__SHORT TASK__. Looking at the listing beneath, work out how many lines hold "name" and report only that figure.

__DATA PROVIDED__.
╔══
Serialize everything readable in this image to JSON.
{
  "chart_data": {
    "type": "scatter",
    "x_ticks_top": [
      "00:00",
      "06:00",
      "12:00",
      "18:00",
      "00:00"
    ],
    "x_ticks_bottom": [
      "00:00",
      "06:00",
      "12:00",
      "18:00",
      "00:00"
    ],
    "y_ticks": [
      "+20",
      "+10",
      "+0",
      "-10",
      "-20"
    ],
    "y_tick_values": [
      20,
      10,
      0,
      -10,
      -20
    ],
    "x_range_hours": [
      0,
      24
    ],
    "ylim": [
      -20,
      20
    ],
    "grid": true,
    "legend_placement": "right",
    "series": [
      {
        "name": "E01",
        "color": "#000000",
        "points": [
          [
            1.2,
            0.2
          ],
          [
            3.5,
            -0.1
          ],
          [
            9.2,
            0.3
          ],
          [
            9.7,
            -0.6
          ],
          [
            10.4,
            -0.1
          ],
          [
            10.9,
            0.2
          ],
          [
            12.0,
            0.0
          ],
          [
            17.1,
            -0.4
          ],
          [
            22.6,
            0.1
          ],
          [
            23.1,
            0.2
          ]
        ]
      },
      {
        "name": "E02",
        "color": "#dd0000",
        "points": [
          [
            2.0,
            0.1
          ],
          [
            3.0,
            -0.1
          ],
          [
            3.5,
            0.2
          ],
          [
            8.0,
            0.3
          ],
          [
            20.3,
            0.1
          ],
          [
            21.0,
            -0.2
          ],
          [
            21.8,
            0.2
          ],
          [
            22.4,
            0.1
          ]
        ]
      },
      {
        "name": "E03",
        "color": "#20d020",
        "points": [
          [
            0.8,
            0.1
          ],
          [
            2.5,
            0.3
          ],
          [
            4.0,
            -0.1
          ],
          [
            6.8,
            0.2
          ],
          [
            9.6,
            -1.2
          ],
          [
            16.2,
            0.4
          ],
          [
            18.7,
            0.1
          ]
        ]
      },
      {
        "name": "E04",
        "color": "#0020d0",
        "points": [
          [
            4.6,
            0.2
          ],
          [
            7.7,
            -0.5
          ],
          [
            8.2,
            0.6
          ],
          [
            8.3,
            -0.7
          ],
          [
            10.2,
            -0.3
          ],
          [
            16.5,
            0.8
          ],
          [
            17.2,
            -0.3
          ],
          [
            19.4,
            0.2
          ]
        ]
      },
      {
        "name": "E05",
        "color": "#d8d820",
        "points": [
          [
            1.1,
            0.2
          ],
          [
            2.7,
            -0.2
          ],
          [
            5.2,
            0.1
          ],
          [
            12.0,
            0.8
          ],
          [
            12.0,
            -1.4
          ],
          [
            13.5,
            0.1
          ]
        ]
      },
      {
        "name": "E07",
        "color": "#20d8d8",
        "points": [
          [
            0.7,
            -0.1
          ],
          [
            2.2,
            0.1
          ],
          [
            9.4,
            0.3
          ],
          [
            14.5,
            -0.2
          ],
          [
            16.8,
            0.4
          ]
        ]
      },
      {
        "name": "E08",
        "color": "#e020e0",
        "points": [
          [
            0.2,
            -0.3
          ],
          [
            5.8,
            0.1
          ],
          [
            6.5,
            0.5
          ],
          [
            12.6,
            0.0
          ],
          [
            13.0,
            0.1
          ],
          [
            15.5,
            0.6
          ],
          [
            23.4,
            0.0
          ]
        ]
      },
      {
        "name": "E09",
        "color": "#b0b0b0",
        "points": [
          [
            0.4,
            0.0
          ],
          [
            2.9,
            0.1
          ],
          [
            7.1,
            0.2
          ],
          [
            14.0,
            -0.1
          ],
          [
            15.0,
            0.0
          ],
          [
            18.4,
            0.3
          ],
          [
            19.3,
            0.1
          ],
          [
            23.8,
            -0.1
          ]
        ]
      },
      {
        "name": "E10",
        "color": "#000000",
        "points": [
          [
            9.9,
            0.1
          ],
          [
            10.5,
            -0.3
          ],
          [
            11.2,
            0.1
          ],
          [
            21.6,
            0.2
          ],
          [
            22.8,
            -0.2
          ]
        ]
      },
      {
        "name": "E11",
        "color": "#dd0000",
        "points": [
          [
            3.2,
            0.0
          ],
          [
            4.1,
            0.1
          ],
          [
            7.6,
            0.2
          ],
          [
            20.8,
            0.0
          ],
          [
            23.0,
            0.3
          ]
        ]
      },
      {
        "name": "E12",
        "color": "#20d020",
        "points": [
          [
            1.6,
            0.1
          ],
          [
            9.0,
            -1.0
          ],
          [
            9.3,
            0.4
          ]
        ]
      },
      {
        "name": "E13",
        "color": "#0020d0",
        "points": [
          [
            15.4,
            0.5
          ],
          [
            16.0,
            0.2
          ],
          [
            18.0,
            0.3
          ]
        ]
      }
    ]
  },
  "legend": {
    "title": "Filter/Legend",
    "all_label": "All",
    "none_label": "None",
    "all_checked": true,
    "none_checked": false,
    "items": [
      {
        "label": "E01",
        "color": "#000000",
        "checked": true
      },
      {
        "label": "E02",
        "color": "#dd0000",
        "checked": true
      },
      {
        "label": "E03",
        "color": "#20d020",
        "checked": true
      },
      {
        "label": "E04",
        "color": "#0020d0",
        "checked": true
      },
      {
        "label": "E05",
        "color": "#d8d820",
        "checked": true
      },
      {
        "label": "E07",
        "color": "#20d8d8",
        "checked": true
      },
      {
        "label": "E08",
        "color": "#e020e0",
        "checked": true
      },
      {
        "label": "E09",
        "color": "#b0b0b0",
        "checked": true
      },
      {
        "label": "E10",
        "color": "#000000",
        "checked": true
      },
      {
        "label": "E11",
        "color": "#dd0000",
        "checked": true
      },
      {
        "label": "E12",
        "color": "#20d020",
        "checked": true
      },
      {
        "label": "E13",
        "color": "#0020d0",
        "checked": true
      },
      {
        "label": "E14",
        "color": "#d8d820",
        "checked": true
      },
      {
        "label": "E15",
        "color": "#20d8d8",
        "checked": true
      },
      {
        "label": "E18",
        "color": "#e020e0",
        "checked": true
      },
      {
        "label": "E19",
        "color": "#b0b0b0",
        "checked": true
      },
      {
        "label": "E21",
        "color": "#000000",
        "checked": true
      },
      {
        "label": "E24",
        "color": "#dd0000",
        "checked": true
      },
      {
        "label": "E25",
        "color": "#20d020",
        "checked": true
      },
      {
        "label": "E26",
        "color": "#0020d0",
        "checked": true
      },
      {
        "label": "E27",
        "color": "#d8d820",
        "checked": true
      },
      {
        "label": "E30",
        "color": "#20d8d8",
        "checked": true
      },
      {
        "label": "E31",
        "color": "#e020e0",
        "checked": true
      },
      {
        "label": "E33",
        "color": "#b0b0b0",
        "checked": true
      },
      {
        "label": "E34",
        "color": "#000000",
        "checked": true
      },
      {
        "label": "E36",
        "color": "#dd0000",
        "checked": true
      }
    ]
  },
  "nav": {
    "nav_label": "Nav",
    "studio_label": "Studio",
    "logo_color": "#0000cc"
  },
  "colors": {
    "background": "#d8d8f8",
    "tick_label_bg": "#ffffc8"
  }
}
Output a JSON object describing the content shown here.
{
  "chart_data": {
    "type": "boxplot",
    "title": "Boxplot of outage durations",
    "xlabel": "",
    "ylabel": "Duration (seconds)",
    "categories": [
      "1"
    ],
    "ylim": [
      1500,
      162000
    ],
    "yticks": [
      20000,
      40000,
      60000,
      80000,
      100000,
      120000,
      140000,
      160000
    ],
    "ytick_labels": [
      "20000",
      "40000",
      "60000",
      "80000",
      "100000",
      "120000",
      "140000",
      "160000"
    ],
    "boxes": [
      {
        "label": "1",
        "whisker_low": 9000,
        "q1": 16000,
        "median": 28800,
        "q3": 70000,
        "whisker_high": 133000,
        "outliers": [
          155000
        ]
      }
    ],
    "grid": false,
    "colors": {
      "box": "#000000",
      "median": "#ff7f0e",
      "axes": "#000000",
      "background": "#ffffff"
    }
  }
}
╚══
__OUTPUT FOR THIS TASK__. 12